Lines of data
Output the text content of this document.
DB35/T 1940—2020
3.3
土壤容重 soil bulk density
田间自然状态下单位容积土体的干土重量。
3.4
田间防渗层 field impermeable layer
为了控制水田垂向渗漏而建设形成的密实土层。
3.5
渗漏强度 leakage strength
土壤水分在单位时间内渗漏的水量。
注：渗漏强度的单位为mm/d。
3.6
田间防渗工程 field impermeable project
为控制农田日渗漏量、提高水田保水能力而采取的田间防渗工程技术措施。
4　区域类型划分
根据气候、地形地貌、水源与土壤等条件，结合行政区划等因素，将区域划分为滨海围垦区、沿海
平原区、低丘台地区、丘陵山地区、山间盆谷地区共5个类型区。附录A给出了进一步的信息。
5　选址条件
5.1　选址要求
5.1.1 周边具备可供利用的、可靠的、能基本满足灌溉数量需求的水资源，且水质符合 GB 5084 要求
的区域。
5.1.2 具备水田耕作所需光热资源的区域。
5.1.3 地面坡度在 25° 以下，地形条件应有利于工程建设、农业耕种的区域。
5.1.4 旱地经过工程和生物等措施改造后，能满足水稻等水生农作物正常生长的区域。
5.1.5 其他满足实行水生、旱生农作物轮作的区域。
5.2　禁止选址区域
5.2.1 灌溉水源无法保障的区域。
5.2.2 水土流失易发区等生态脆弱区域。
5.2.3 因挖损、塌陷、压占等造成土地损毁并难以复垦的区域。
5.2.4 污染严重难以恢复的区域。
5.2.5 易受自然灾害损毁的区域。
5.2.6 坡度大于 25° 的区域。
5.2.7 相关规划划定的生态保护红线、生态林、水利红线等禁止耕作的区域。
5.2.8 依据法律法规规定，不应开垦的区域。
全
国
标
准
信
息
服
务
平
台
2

INSTRUCTIONS FOR THE TASK
Write out every line exactly as it stands.

RESPONSE TO THE TASK
Output the text content of this document.
DB35/T 1940—2020
3.3
土壤容重 soil bulk density
田间自然状态下单位容积土体的干土重量。
3.4
田间防渗层 field impermeable layer
为了控制水田垂向渗漏而建设形成的密实土层。
3.5
渗漏强度 leakage strength
土壤水分在单位时间内渗漏的水量。
注：渗漏强度的单位为mm/d。
3.6
田间防渗工程 field impermeable project
为控制农田日渗漏量、提高水田保水能力而采取的田间防渗工程技术措施。
4　区域类型划分
根据气候、地形地貌、水源与土壤等条件，结合行政区划等因素，将区域划分为滨海围垦区、沿海
平原区、低丘台地区、丘陵山地区、山间盆谷地区共5个类型区。附录A给出了进一步的信息。
5　选址条件
5.1　选址要求
5.1.1 周边具备可供利用的、可靠的、能基本满足灌溉数量需求的水资源，且水质符合 GB 5084 要求
的区域。
5.1.2 具备水田耕作所需光热资源的区域。
5.1.3 地面坡度在 25° 以下，地形条件应有利于工程建设、农业耕种的区域。
5.1.4 旱地经过工程和生物等措施改造后，能满足水稻等水生农作物正常生长的区域。
5.1.5 其他满足实行水生、旱生农作物轮作的区域。
5.2　禁止选址区域
5.2.1 灌溉水源无法保障的区域。
5.2.2 水土流失易发区等生态脆弱区域。
5.2.3 因挖损、塌陷、压占等造成土地损毁并难以复垦的区域。
5.2.4 污染严重难以恢复的区域。
5.2.5 易受自然灾害损毁的区域。
5.2.6 坡度大于 25° 的区域。
5.2.7 相关规划划定的生态保护红线、生态林、水利红线等禁止耕作的区域。
5.2.8 依据法律法规规定，不应开垦的区域。
全
国
标
准
信
息
服
务
平
台
2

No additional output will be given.